> What you need to do
Search the material for the string "Республика" and copy each line where it occurs.

> Raw data

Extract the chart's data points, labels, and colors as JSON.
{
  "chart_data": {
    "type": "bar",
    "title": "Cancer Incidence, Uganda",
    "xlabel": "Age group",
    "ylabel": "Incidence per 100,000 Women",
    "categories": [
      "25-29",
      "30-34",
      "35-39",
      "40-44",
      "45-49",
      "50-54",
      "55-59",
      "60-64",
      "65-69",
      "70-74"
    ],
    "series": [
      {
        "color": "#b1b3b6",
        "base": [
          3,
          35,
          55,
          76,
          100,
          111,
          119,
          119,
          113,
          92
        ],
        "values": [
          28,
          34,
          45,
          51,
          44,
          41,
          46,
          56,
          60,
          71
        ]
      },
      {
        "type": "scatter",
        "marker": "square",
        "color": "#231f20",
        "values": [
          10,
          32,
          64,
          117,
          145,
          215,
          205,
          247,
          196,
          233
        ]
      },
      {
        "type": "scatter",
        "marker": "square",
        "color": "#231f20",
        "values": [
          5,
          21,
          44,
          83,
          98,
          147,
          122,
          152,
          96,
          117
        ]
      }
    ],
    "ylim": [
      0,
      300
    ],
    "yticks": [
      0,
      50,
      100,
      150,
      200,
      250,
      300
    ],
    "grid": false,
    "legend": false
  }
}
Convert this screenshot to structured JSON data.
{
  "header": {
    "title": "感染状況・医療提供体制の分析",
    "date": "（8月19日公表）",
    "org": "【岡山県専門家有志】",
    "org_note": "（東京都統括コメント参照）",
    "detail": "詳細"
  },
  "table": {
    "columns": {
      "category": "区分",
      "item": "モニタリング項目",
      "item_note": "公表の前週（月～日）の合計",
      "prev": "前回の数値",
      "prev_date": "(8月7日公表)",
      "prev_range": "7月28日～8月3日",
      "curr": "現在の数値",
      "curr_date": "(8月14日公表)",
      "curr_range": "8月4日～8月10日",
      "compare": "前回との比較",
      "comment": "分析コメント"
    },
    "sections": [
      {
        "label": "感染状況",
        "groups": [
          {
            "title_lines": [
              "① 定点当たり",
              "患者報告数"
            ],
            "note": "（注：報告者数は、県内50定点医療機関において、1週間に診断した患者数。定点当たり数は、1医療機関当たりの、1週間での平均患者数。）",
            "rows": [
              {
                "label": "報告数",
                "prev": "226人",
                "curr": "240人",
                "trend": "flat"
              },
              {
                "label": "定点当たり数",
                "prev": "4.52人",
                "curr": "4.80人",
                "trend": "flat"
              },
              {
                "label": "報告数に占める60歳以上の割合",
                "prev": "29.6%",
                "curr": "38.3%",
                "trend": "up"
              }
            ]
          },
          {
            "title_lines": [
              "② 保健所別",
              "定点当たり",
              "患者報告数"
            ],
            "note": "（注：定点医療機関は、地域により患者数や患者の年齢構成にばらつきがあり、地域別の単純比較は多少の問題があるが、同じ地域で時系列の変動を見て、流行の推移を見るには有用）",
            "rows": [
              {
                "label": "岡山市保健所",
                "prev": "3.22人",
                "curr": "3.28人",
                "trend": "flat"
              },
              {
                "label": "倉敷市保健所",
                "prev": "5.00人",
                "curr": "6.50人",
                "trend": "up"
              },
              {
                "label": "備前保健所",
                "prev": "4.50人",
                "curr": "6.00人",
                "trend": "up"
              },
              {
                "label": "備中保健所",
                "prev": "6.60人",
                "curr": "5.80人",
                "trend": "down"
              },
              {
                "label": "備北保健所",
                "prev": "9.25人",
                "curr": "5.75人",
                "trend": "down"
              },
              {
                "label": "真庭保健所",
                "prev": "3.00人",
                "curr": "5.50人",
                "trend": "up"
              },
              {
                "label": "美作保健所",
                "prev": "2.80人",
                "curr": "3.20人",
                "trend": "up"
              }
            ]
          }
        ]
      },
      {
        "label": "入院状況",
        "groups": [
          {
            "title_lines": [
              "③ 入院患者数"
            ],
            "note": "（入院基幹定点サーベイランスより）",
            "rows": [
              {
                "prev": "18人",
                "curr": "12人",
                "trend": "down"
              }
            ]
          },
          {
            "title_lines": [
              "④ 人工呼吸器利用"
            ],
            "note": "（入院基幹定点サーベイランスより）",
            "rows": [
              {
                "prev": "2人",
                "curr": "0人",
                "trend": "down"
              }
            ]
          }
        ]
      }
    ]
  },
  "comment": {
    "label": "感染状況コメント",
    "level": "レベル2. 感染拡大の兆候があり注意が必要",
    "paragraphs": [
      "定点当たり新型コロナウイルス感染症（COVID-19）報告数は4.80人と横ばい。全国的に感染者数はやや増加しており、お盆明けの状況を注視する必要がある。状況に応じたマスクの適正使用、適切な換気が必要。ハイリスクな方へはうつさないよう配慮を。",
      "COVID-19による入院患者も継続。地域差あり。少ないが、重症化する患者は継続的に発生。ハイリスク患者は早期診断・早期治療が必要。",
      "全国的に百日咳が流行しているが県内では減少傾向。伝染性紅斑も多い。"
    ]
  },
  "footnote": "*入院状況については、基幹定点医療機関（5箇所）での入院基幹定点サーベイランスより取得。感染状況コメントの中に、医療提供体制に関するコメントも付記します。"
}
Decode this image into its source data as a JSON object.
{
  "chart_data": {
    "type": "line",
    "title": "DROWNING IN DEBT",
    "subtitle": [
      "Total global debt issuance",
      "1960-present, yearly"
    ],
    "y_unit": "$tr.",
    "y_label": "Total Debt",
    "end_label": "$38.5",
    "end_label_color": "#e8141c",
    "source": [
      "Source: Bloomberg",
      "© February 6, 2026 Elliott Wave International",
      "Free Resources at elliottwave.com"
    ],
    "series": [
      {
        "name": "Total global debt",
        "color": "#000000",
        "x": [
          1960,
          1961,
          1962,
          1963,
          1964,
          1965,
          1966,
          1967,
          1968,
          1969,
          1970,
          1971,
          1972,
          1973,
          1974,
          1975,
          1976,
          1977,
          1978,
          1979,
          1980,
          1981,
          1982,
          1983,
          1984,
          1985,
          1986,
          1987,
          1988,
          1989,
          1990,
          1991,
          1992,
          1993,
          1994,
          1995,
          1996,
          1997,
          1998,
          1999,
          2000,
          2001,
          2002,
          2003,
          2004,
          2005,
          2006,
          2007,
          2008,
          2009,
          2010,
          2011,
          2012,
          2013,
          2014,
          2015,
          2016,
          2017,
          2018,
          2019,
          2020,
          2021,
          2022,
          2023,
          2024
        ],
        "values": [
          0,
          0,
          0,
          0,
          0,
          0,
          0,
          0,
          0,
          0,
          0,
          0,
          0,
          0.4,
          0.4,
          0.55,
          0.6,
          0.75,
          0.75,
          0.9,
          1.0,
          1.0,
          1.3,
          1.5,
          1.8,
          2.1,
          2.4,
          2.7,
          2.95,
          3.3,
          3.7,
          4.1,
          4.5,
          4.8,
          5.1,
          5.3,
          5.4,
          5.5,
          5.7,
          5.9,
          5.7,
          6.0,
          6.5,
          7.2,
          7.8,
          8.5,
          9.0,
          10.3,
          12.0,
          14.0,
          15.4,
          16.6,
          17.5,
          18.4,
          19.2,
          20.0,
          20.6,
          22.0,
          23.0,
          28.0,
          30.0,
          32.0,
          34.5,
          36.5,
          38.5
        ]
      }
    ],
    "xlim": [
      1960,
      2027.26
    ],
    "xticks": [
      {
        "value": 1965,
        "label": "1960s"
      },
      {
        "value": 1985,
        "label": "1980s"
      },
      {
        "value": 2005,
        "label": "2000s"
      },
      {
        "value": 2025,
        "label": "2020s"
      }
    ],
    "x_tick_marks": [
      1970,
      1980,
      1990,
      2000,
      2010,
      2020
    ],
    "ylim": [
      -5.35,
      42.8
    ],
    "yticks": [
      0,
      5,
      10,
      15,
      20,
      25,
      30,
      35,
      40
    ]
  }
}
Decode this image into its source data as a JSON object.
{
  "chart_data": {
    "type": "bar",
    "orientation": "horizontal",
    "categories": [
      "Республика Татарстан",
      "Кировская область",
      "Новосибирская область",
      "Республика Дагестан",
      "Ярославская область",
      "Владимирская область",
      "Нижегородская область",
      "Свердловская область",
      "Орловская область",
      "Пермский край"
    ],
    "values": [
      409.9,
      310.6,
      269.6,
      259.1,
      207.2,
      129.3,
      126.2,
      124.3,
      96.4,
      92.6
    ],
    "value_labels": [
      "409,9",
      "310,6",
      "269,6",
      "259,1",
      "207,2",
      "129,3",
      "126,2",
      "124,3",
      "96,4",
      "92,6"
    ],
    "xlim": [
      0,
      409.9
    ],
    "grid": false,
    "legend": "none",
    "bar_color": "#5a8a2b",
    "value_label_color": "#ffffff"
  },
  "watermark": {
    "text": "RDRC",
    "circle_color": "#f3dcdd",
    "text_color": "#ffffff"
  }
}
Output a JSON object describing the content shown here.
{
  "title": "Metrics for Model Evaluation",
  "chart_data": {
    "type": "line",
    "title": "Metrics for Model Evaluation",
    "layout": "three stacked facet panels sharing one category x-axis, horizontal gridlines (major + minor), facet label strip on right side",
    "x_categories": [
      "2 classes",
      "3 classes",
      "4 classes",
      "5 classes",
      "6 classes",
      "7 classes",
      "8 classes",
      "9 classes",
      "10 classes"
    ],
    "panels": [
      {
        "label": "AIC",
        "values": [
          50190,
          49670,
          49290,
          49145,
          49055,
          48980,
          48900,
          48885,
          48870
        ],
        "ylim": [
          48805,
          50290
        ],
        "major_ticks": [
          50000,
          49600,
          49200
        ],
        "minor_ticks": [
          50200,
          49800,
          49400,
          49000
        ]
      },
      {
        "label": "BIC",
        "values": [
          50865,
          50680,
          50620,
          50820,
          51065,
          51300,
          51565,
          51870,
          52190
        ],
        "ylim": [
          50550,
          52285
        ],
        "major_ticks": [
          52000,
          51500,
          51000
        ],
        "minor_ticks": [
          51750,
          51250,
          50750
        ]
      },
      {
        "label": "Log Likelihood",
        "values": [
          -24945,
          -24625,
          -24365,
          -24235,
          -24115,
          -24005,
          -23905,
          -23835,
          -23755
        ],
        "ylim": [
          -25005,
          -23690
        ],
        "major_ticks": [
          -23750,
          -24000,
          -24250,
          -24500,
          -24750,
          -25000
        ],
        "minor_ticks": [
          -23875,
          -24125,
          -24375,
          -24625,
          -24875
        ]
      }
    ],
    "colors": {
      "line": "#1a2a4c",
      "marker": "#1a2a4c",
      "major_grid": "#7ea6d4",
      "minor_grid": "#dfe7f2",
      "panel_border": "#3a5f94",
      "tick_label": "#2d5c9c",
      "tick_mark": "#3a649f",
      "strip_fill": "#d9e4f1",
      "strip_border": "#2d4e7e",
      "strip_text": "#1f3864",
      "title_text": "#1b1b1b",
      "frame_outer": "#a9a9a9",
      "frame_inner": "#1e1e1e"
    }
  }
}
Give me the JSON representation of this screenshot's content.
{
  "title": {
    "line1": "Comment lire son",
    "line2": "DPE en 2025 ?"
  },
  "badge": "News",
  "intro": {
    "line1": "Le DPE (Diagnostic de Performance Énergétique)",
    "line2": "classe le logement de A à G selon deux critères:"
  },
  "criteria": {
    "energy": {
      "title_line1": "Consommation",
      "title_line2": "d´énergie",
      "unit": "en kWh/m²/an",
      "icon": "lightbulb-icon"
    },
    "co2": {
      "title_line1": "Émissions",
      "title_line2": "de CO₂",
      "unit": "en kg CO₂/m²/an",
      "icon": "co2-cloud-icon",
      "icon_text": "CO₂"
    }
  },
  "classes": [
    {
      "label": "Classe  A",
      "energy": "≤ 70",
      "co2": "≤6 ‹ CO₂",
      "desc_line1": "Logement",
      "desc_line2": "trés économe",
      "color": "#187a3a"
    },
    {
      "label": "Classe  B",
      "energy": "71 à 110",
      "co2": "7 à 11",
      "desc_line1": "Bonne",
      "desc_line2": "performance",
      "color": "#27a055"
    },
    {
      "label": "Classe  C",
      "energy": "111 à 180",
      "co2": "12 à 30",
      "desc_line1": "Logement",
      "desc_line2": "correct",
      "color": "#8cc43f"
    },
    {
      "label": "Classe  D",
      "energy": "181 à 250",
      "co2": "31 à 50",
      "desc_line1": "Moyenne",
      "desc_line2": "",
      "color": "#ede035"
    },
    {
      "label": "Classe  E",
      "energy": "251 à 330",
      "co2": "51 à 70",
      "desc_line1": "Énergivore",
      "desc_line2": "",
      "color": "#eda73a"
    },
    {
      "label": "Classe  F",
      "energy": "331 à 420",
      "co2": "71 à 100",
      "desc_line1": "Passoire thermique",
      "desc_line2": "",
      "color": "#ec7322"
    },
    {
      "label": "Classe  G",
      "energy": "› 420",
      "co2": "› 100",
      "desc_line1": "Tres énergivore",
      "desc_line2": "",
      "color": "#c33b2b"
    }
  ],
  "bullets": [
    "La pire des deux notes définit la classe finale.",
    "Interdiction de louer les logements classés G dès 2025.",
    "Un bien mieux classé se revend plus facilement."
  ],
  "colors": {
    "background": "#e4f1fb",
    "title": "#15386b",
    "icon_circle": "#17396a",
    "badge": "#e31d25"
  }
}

> Finished exercise
      "Республика Татарстан",
      "Республика Дагестан",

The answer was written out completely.